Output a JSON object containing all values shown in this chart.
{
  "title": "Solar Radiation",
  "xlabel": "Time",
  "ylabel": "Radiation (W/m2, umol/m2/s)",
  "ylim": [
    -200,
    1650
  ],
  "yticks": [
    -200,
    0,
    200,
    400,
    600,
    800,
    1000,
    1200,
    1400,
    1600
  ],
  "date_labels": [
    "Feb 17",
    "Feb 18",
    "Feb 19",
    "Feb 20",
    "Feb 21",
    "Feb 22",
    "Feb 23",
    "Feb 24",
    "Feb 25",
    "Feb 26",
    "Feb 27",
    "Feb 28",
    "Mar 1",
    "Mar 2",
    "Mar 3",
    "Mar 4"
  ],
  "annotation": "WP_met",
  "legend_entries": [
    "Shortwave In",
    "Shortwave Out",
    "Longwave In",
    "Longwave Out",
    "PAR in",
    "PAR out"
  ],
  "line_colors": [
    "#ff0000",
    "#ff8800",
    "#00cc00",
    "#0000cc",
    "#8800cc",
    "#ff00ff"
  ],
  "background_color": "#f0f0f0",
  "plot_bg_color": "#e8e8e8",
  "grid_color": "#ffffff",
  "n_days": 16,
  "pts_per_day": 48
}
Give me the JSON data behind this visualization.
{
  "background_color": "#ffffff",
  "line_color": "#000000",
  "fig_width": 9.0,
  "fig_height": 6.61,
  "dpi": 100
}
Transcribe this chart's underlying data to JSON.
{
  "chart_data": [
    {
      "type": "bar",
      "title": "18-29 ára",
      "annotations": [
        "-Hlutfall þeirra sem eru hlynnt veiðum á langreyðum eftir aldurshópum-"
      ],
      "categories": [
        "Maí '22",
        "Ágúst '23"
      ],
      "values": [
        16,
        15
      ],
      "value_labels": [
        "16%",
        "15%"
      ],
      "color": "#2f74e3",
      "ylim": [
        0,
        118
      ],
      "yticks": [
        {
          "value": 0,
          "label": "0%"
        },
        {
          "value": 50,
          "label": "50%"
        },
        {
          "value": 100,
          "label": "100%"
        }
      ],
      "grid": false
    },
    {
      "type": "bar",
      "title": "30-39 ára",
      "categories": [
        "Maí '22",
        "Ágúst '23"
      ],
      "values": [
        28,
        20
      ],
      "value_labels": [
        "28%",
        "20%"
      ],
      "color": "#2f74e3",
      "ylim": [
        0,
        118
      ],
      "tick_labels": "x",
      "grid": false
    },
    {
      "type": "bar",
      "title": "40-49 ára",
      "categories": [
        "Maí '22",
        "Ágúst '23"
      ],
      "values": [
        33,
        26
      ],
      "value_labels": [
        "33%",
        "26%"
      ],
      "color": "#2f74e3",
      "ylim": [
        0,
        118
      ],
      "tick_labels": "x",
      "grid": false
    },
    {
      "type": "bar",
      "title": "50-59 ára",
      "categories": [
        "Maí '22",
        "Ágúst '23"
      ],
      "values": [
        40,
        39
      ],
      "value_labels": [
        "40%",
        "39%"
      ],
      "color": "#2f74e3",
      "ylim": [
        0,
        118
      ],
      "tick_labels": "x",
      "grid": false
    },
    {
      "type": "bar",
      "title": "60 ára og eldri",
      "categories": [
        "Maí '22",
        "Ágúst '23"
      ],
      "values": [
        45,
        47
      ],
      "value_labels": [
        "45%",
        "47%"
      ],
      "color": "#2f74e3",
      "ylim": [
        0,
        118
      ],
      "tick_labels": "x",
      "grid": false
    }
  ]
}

• **Task requirements**
Count how many lines include the string "this". Nothing but the number is needed.

• **Written response**
3